[Saved entries]

====================

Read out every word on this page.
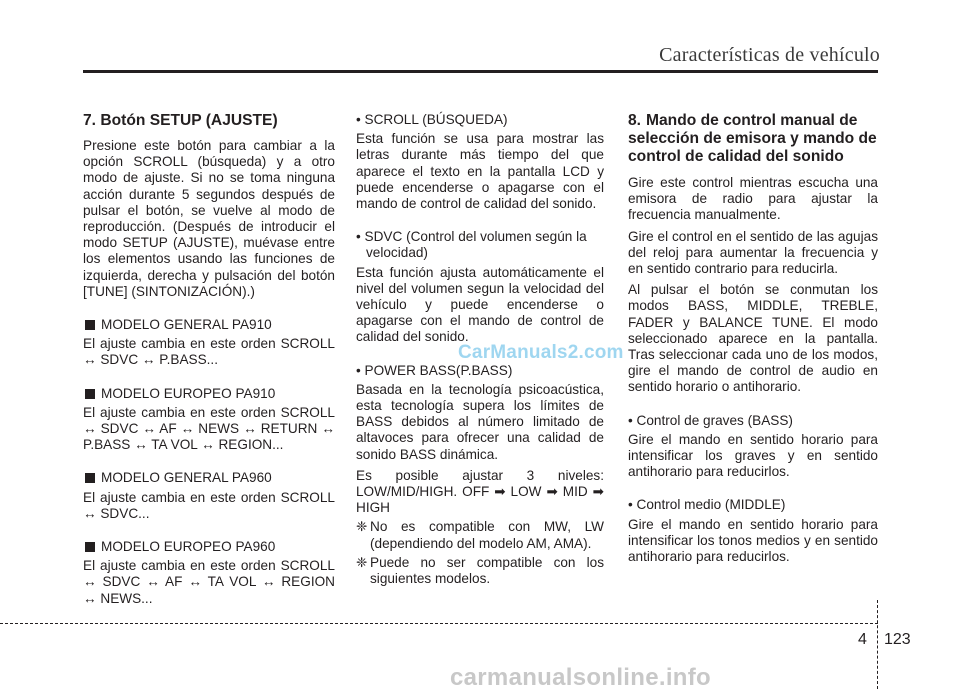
Características de vehículo
7. Botón SETUP (AJUSTE)
Presione este botón para cambiar a la opción SCROLL (búsqueda) y a otro modo de ajuste. Si no se toma ninguna acción durante 5 segundos después de pulsar el botón, se vuelve al modo de reproducción. (Después de introducir el modo SETUP (AJUSTE), muévase entre los elementos usando las funciones de izquierda, derecha y pulsación del botón [TUNE] (SINTONIZACIÓN).)
MODELO GENERAL PA910
El ajuste cambia en este orden SCROLL ↔ SDVC ↔ P.BASS...
MODELO EUROPEO PA910
El ajuste cambia en este orden SCROLL ↔ SDVC ↔ AF ↔ NEWS ↔ RETURN ↔ P.BASS ↔ TA VOL ↔ REGION...
MODELO GENERAL PA960
El ajuste cambia en este orden SCROLL ↔ SDVC...
MODELO EUROPEO PA960
El ajuste cambia en este orden SCROLL ↔ SDVC ↔ AF ↔ TA VOL ↔ REGION ↔ NEWS...
• SCROLL (BÚSQUEDA)
Esta función se usa para mostrar las letras durante más tiempo del que aparece el texto en la pantalla LCD y puede encenderse o apagarse con el mando de control de calidad del sonido.
• SDVC (Control del volumen según la velocidad)
Esta función ajusta automáticamente el nivel del volumen segun la velocidad del vehículo y puede encenderse o apagarse con el mando de control de calidad del sonido.
• POWER BASS(P.BASS)
Basada en la tecnología psicoacústica, esta tecnología supera los límites de BASS debidos al número limitado de altavoces para ofrecer una calidad de sonido BASS dinámica.
Es posible ajustar 3 niveles: LOW/MID/HIGH. OFF ➡ LOW ➡ MID ➡ HIGH
❈ No es compatible con MW, LW (dependiendo del modelo AM, AMA).
❈ Puede no ser compatible con los siguientes modelos.
CarManuals2.com
8. Mando de control manual de selección de emisora y mando de control de calidad del sonido
Gire este control mientras escucha una emisora de radio para ajustar la frecuencia manualmente.
Gire el control en el sentido de las agujas del reloj para aumentar la frecuencia y en sentido contrario para reducirla.
Al pulsar el botón se conmutan los modos BASS, MIDDLE, TREBLE, FADER y BALANCE TUNE. El modo seleccionado aparece en la pantalla. Tras seleccionar cada uno de los modos, gire el mando de control de audio en sentido horario o antihorario.
• Control de graves (BASS)
Gire el mando en sentido horario para intensificar los graves y en sentido antihorario para reducirlos.
• Control medio (MIDDLE)
Gire el mando en sentido horario para intensificar los tonos medios y en sentido antihorario para reducirlos.
4 123
carmanualsonline.info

====================

*What the task asks:* Copy out the data above exactly, except the pictures.

*Written reply:*
Read out every word on this page.
Características de vehículo
7. Botón SETUP (AJUSTE)
Presione este botón para cambiar a la opción SCROLL (búsqueda) y a otro modo de ajuste. Si no se toma ninguna acción durante 5 segundos después de pulsar el botón, se vuelve al modo de reproducción. (Después de introducir el modo SETUP (AJUSTE), muévase entre los elementos usando las funciones de izquierda, derecha y pulsación del botón [TUNE] (SINTONIZACIÓN).)
MODELO GENERAL PA910
El ajuste cambia en este orden SCROLL ↔ SDVC ↔ P.BASS...
MODELO EUROPEO PA910
El ajuste cambia en este orden SCROLL ↔ SDVC ↔ AF ↔ NEWS ↔ RETURN ↔ P.BASS ↔ TA VOL ↔ REGION...
MODELO GENERAL PA960
El ajuste cambia en este orden SCROLL ↔ SDVC...
MODELO EUROPEO PA960
El ajuste cambia en este orden SCROLL ↔ SDVC ↔ AF ↔ TA VOL ↔ REGION ↔ NEWS...
• SCROLL (BÚSQUEDA)
Esta función se usa para mostrar las letras durante más tiempo del que aparece el texto en la pantalla LCD y puede encenderse o apagarse con el mando de control de calidad del sonido.
• SDVC (Control del volumen según la velocidad)
Esta función ajusta automáticamente el nivel del volumen segun la velocidad del vehículo y puede encenderse o apagarse con el mando de control de calidad del sonido.
• POWER BASS(P.BASS)
Basada en la tecnología psicoacústica, esta tecnología supera los límites de BASS debidos al número limitado de altavoces para ofrecer una calidad de sonido BASS dinámica.
Es posible ajustar 3 niveles: LOW/MID/HIGH. OFF ➡ LOW ➡ MID ➡ HIGH
❈ No es compatible con MW, LW (dependiendo del modelo AM, AMA).
❈ Puede no ser compatible con los siguientes modelos.
CarManuals2.com
8. Mando de control manual de selección de emisora y mando de control de calidad del sonido
Gire este control mientras escucha una emisora de radio para ajustar la frecuencia manualmente.
Gire el control en el sentido de las agujas del reloj para aumentar la frecuencia y en sentido contrario para reducirla.
Al pulsar el botón se conmutan los modos BASS, MIDDLE, TREBLE, FADER y BALANCE TUNE. El modo seleccionado aparece en la pantalla. Tras seleccionar cada uno de los modos, gire el mando de control de audio en sentido horario o antihorario.
• Control de graves (BASS)
Gire el mando en sentido horario para intensificar los graves y en sentido antihorario para reducirlos.
• Control medio (MIDDLE)
Gire el mando en sentido horario para intensificar los tonos medios y en sentido antihorario para reducirlos.
4 123
carmanualsonline.info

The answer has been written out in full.